▶ TO BE DONE: Give back each entry unchanged, minus pictures.

▶ EXERCISE MATERIALS:
☆ ☆ ☆

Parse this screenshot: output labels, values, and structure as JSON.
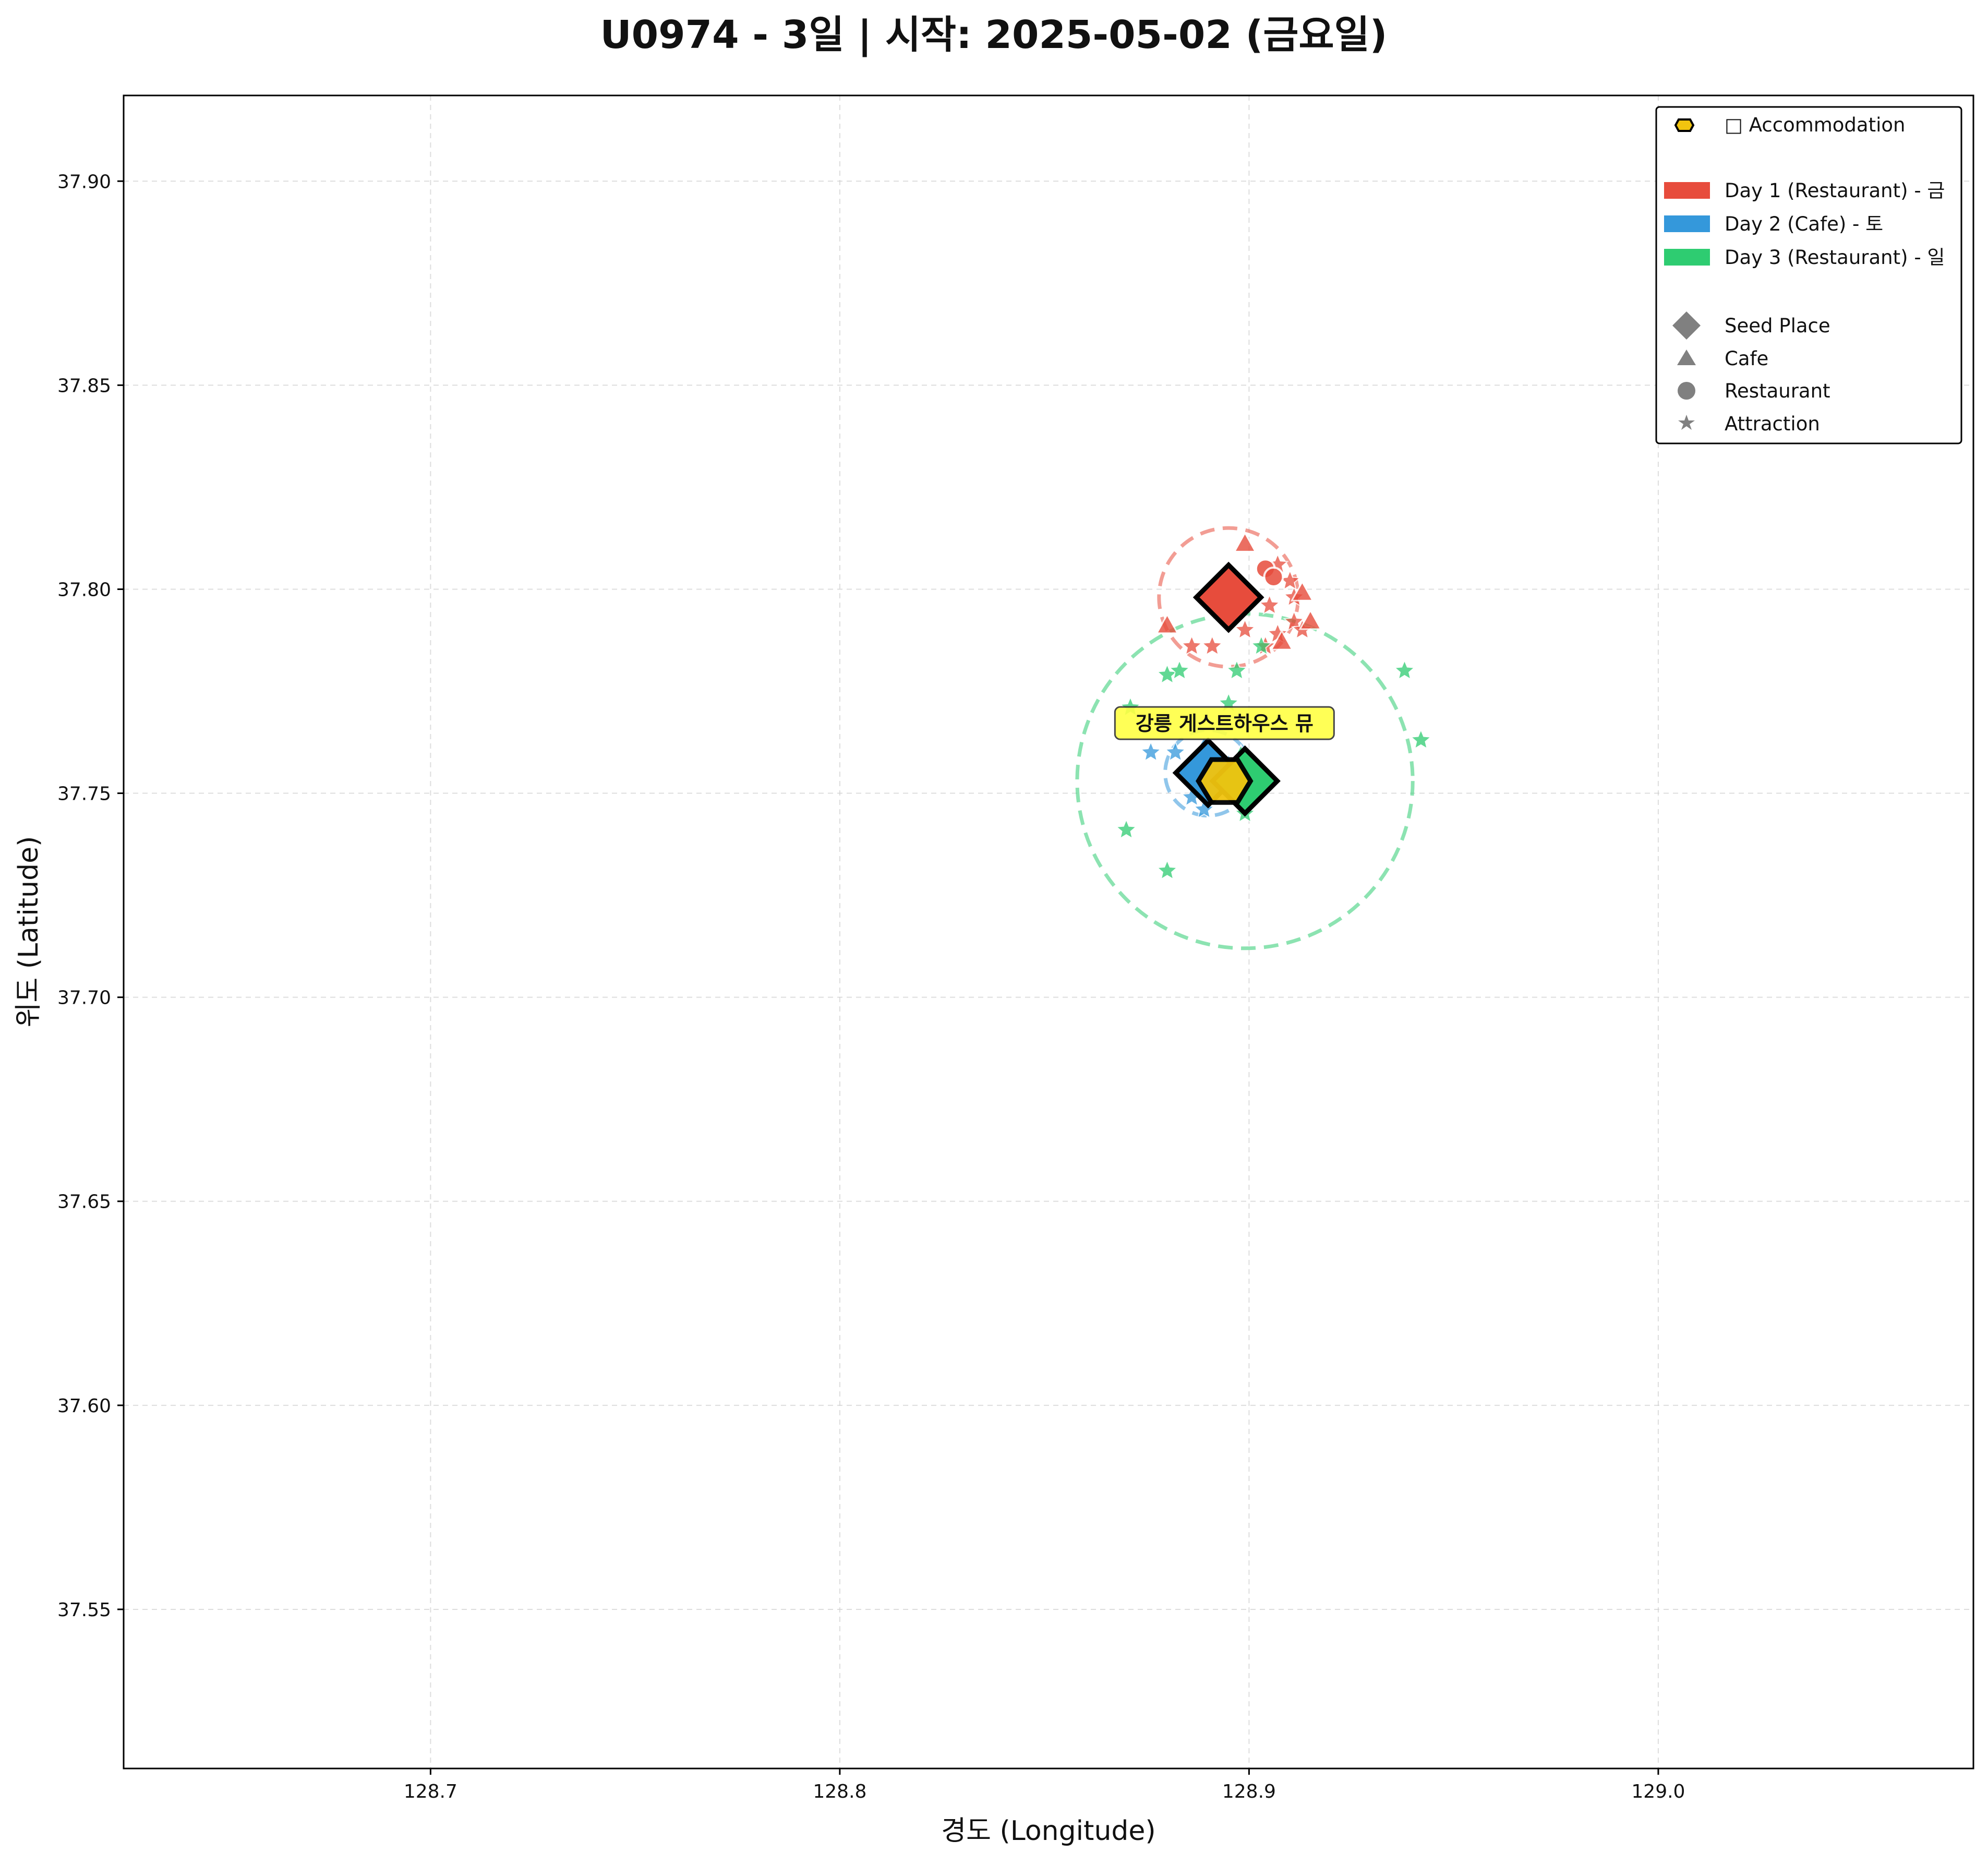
{
  "chart_data": {
    "type": "scatter",
    "title": "U0974 - 3일 | 시작: 2025-05-02 (금요일)",
    "xlabel": "경도 (Longitude)",
    "ylabel": "위도 (Latitude)",
    "xlim": [
      128.625,
      129.077
    ],
    "ylim": [
      37.511,
      37.921
    ],
    "xticks": [
      "128.7",
      "128.8",
      "128.9",
      "129.0"
    ],
    "yticks": [
      "37.55",
      "37.60",
      "37.65",
      "37.70",
      "37.75",
      "37.80",
      "37.85",
      "37.90"
    ],
    "grid": true,
    "legend_position": "top-right",
    "legend": {
      "accommodation": "□ Accommodation",
      "days": [
        "Day 1 (Restaurant) - 금",
        "Day 2 (Cafe) - 토",
        "Day 3 (Restaurant) - 일"
      ],
      "markers": [
        "Seed Place",
        "Cafe",
        "Restaurant",
        "Attraction"
      ]
    },
    "colors": {
      "day1": "#E74C3C",
      "day2": "#3498DB",
      "day3": "#2ECC71",
      "accommodation": "#F1C40F",
      "annotation_bg": "#FFFF44",
      "legend_marker": "#808080"
    },
    "accommodation": {
      "name": "강릉 게스트하우스 뮤",
      "lon": 128.894,
      "lat": 37.753
    },
    "series": [
      {
        "name": "Day 1 (Restaurant) - 금",
        "color": "#E74C3C",
        "radius_deg": 0.017,
        "seed": {
          "lon": 128.895,
          "lat": 37.798
        },
        "cafes": [
          [
            128.899,
            37.811
          ],
          [
            128.88,
            37.791
          ],
          [
            128.913,
            37.799
          ],
          [
            128.915,
            37.792
          ],
          [
            128.908,
            37.787
          ]
        ],
        "restaurants": [
          [
            128.904,
            37.805
          ],
          [
            128.906,
            37.803
          ]
        ],
        "attractions": [
          [
            128.886,
            37.786
          ],
          [
            128.891,
            37.786
          ],
          [
            128.899,
            37.79
          ],
          [
            128.904,
            37.786
          ],
          [
            128.907,
            37.789
          ],
          [
            128.911,
            37.792
          ],
          [
            128.911,
            37.798
          ],
          [
            128.91,
            37.802
          ],
          [
            128.907,
            37.806
          ],
          [
            128.913,
            37.79
          ],
          [
            128.905,
            37.796
          ]
        ]
      },
      {
        "name": "Day 2 (Cafe) - 토",
        "color": "#3498DB",
        "radius_deg": 0.0105,
        "seed": {
          "lon": 128.89,
          "lat": 37.755
        },
        "cafes": [
          [
            128.889,
            37.761
          ]
        ],
        "restaurants": [],
        "attractions": [
          [
            128.876,
            37.76
          ],
          [
            128.882,
            37.76
          ],
          [
            128.886,
            37.749
          ],
          [
            128.895,
            37.757
          ],
          [
            128.889,
            37.746
          ]
        ]
      },
      {
        "name": "Day 3 (Restaurant) - 일",
        "color": "#2ECC71",
        "radius_deg": 0.041,
        "seed": {
          "lon": 128.899,
          "lat": 37.753
        },
        "cafes": [
          [
            128.898,
            37.759
          ]
        ],
        "restaurants": [],
        "attractions": [
          [
            128.88,
            37.779
          ],
          [
            128.883,
            37.78
          ],
          [
            128.897,
            37.78
          ],
          [
            128.895,
            37.772
          ],
          [
            128.871,
            37.771
          ],
          [
            128.87,
            37.741
          ],
          [
            128.88,
            37.731
          ],
          [
            128.899,
            37.745
          ],
          [
            128.938,
            37.78
          ],
          [
            128.942,
            37.763
          ],
          [
            128.903,
            37.786
          ]
        ]
      }
    ]
  }
}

☆ ☆ ☆

▶ FULL RESPONSE:
Parse this screenshot: output labels, values, and structure as JSON.
{
  "chart_data": {
    "type": "scatter",
    "title": "U0974 - 3일 | 시작: 2025-05-02 (금요일)",
    "xlabel": "경도 (Longitude)",
    "ylabel": "위도 (Latitude)",
    "xlim": [
      128.625,
      129.077
    ],
    "ylim": [
      37.511,
      37.921
    ],
    "xticks": [
      "128.7",
      "128.8",
      "128.9",
      "129.0"
    ],
    "yticks": [
      "37.55",
      "37.60",
      "37.65",
      "37.70",
      "37.75",
      "37.80",
      "37.85",
      "37.90"
    ],
    "grid": true,
    "legend_position": "top-right",
    "legend": {
      "accommodation": "□ Accommodation",
      "days": [
        "Day 1 (Restaurant) - 금",
        "Day 2 (Cafe) - 토",
        "Day 3 (Restaurant) - 일"
      ],
      "markers": [
        "Seed Place",
        "Cafe",
        "Restaurant",
        "Attraction"
      ]
    },
    "colors": {
      "day1": "#E74C3C",
      "day2": "#3498DB",
      "day3": "#2ECC71",
      "accommodation": "#F1C40F",
      "annotation_bg": "#FFFF44",
      "legend_marker": "#808080"
    },
    "accommodation": {
      "name": "강릉 게스트하우스 뮤",
      "lon": 128.894,
      "lat": 37.753
    },
    "series": [
      {
        "name": "Day 1 (Restaurant) - 금",
        "color": "#E74C3C",
        "radius_deg": 0.017,
        "seed": {
          "lon": 128.895,
          "lat": 37.798
        },
        "cafes": [
          [
            128.899,
            37.811
          ],
          [
            128.88,
            37.791
          ],
          [
            128.913,
            37.799
          ],
          [
            128.915,
            37.792
          ],
          [
            128.908,
            37.787
          ]
        ],
        "restaurants": [
          [
            128.904,
            37.805
          ],
          [
            128.906,
            37.803
          ]
        ],
        "attractions": [
          [
            128.886,
            37.786
          ],
          [
            128.891,
            37.786
          ],
          [
            128.899,
            37.79
          ],
          [
            128.904,
            37.786
          ],
          [
            128.907,
            37.789
          ],
          [
            128.911,
            37.792
          ],
          [
            128.911,
            37.798
          ],
          [
            128.91,
            37.802
          ],
          [
            128.907,
            37.806
          ],
          [
            128.913,
            37.79
          ],
          [
            128.905,
            37.796
          ]
        ]
      },
      {
        "name": "Day 2 (Cafe) - 토",
        "color": "#3498DB",
        "radius_deg": 0.0105,
        "seed": {
          "lon": 128.89,
          "lat": 37.755
        },
        "cafes": [
          [
            128.889,
            37.761
          ]
        ],
        "restaurants": [],
        "attractions": [
          [
            128.876,
            37.76
          ],
          [
            128.882,
            37.76
          ],
          [
            128.886,
            37.749
          ],
          [
            128.895,
            37.757
          ],
          [
            128.889,
            37.746
          ]
        ]
      },
      {
        "name": "Day 3 (Restaurant) - 일",
        "color": "#2ECC71",
        "radius_deg": 0.041,
        "seed": {
          "lon": 128.899,
          "lat": 37.753
        },
        "cafes": [
          [
            128.898,
            37.759
          ]
        ],
        "restaurants": [],
        "attractions": [
          [
            128.88,
            37.779
          ],
          [
            128.883,
            37.78
          ],
          [
            128.897,
            37.78
          ],
          [
            128.895,
            37.772
          ],
          [
            128.871,
            37.771
          ],
          [
            128.87,
            37.741
          ],
          [
            128.88,
            37.731
          ],
          [
            128.899,
            37.745
          ],
          [
            128.938,
            37.78
          ],
          [
            128.942,
            37.763
          ],
          [
            128.903,
            37.786
          ]
        ]
      }
    ]
  }
}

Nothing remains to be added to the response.